Selected text START

Literature DB >> 32947588

Usefulness of PCR Screening in the Initial Triage of Trauma Patients During COVID-19 Pandemic.

Juan A Porcel-Vazquez1, Jose V Andres-Peiro1, Yaiza Garcia-Sanchez2, Ernesto Guerra-Farfan1, Jaume Mestre-Torres3, Joan Minguell-Monyart1, Vicente Molero-Garcia1, Jordi Selga Marsa1, Jordi Tomas-Hernandez1, Maria Del Mar Villar-Casares3, Mohit Bhandari4, Jordi Teixidor-Serra1.   

Abstract

BACKGROUND: Hospitals worldwide have postponed all nonessential surgery during the COVID-19 pandemic, but non-COVID-19 patients are still in urgent need of care. Uncertainty about a patient's COVID-19 status risks infecting health care workers and non-COVID-19 inpatients. We evaluated the use of quantitative reverse transcription polymerase chain reaction (RT-qPCR) screening for COVID-19 on admission for all patients with fractures.
METHODS: We conducted a retrospective cohort study of patients older than 18 years admitted with low-energy fractures who were tested by RT-qPCR for SARS-CoV-2 at any time during hospitalization. Two periods based on the applied testing protocol were defined. During the first period, patients were only tested because of epidemiological criteria or clinical suspicion based on fever, respiratory symptoms, or radiological findings. In the second period, all patients admitted for fracture treatment were screened by RT-qPCR.

Selected text END

Task to complete:
Please continue the abstract on PCR screening of fracture patients during the COVID-19 pandemic, starting after its last sentence.

Extracted records START

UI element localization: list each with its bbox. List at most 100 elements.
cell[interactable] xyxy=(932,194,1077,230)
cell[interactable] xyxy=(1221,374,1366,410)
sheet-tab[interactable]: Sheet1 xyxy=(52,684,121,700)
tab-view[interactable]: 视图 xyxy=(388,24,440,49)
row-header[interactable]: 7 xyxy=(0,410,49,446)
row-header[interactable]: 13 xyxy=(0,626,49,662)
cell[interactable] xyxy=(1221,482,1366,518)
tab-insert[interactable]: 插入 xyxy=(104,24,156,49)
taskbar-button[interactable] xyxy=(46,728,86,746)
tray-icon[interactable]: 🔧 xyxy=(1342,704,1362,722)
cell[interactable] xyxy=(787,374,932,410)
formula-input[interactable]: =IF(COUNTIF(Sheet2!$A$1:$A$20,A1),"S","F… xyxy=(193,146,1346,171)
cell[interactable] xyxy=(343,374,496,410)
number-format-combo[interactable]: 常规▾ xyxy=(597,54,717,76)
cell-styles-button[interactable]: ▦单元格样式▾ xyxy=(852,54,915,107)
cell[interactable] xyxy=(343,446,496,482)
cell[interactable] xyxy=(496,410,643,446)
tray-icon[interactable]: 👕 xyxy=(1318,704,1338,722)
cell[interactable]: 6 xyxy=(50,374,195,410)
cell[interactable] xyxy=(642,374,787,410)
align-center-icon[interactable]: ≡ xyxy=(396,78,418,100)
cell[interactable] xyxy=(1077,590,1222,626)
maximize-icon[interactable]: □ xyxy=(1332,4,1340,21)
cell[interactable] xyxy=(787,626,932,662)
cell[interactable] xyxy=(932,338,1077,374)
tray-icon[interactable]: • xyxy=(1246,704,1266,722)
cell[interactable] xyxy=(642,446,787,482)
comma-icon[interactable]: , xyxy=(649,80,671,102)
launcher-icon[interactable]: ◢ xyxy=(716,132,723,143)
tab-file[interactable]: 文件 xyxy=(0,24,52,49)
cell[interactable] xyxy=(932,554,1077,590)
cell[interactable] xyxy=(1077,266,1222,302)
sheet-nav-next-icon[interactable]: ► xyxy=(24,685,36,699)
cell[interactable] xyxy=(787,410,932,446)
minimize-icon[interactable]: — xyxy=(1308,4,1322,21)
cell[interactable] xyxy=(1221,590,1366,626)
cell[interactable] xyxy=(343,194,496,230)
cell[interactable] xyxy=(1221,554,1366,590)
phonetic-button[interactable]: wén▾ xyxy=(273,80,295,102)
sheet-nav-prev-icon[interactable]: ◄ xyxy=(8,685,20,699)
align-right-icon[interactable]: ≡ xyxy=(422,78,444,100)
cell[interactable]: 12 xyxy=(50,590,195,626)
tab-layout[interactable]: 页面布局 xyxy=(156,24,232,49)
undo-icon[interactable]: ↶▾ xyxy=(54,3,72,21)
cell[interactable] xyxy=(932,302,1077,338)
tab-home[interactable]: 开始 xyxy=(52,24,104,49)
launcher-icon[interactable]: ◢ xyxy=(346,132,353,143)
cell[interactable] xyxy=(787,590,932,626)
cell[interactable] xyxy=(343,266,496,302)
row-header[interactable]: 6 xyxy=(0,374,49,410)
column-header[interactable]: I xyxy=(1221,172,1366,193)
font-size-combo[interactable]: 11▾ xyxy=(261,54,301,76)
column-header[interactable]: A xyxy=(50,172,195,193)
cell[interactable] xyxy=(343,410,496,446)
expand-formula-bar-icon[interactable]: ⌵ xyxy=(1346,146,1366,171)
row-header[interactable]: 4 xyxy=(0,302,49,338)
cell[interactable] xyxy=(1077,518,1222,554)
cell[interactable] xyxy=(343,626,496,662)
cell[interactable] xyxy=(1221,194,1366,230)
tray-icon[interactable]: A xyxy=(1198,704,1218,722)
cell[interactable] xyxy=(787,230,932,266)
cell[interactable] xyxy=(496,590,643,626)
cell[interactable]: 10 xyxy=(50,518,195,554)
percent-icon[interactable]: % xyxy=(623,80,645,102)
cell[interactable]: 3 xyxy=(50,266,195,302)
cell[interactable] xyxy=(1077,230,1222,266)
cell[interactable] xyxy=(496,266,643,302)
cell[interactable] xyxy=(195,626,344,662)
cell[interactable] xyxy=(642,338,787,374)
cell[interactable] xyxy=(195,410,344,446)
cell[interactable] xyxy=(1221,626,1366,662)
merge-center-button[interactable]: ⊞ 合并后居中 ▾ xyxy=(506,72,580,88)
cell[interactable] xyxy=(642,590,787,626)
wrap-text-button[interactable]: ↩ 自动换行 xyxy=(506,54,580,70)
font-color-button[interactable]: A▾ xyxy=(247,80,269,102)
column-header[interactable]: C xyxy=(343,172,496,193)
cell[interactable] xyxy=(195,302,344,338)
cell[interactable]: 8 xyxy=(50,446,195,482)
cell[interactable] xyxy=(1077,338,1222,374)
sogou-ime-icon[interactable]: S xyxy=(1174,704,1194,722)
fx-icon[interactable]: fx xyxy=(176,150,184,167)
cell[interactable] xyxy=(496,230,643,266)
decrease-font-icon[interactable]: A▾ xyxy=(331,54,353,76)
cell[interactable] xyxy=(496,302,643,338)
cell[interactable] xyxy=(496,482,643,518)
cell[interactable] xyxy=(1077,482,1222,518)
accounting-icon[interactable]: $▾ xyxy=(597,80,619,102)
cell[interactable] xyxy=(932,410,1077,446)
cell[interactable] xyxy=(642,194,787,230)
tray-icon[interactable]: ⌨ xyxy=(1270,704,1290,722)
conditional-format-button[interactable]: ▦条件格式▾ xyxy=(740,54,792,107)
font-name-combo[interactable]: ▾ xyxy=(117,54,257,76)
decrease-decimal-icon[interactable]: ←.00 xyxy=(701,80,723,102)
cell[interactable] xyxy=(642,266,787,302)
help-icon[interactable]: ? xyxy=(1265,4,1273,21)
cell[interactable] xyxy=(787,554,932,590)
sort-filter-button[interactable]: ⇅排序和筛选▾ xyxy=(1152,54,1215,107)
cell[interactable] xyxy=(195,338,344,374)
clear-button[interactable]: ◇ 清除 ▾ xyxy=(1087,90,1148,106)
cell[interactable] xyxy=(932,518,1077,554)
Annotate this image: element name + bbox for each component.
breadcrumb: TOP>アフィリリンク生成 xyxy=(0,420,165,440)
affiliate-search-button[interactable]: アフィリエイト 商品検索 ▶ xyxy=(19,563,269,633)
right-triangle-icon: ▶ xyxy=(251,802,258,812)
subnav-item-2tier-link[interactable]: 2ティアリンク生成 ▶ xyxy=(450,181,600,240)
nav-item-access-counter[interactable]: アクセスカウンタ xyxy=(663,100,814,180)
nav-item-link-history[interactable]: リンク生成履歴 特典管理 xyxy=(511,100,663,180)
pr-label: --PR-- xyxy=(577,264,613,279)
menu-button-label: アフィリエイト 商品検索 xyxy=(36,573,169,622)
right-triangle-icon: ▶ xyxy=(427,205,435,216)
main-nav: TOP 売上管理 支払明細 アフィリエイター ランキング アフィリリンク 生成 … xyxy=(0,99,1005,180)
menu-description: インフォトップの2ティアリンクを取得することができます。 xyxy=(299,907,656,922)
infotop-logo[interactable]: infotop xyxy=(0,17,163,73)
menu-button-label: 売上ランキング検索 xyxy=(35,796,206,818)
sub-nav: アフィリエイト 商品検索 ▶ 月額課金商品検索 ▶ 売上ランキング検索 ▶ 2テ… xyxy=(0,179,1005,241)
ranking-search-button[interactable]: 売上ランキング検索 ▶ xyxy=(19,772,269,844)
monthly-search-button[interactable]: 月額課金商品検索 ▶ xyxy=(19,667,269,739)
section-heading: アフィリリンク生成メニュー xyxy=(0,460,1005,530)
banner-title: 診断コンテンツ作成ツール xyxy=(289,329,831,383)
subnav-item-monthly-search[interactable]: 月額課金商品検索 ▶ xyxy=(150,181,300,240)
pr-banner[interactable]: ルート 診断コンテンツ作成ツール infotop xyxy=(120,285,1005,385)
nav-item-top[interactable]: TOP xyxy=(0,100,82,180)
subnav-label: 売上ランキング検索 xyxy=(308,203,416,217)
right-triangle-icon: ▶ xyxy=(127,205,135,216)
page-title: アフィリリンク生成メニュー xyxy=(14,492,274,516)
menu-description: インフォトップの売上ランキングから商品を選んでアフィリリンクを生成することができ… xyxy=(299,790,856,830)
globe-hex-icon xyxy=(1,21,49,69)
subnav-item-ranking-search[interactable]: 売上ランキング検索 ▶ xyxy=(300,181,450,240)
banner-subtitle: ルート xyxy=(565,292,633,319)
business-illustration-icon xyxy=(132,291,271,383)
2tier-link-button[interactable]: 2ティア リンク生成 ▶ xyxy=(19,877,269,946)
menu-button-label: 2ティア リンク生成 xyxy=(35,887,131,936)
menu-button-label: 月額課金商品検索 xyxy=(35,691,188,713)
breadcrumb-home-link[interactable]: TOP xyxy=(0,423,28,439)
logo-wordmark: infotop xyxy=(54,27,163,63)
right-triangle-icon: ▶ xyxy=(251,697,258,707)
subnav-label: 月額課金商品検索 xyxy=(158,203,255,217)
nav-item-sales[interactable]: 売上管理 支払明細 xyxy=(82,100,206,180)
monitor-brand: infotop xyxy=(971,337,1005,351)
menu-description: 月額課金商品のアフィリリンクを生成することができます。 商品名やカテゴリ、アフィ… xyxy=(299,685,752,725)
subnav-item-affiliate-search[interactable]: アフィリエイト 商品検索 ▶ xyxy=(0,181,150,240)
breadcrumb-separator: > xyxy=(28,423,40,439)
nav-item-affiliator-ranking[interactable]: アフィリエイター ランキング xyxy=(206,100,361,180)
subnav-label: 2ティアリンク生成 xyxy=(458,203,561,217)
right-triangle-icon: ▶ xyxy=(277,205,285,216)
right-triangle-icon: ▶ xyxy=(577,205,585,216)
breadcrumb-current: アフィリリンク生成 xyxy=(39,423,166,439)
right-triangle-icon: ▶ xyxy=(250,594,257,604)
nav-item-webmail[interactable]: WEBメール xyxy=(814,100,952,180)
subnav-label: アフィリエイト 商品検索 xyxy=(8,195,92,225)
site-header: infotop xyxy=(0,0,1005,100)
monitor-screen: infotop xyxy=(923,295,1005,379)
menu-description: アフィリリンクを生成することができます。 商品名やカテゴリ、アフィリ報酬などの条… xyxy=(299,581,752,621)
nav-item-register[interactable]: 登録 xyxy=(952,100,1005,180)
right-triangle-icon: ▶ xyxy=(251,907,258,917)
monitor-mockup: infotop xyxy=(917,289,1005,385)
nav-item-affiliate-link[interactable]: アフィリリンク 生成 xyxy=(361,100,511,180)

Extracted records END

Exercise answer:
RESULTS: We identified 15 patients in the first period and 42 in the second. In total, 9 (15.8%) patients without clinical or radiological findings tested positive at any moment. Five (33.3%) patients tested positive postoperatively in the first period and 3 (7.1%) in the second period (P = 0.02). For clinically unsuspected patients, postoperative positive detection went from 3 of 15 (20%) during the first period to 2 of 42 (4.8%) in the second (P = 0.11). Clinical symptoms demonstrated high specificity (92.1%) but poor sensitivity (52.6%) for infection detection.
CONCLUSIONS: Symptom-based screening for COVID-19 has shown to be specific but not sensitive. Negative clinical symptoms do not rule out infection. Protocols and separated areas are necessary to treat infected patients. RT-qPCR testing on admission helps minimize the risk of nosocomial and occupational infection. LEVEL OF EVIDENCE: Diagnostic Level IV. See Instructions for Authors for a complete description of levels of evidence.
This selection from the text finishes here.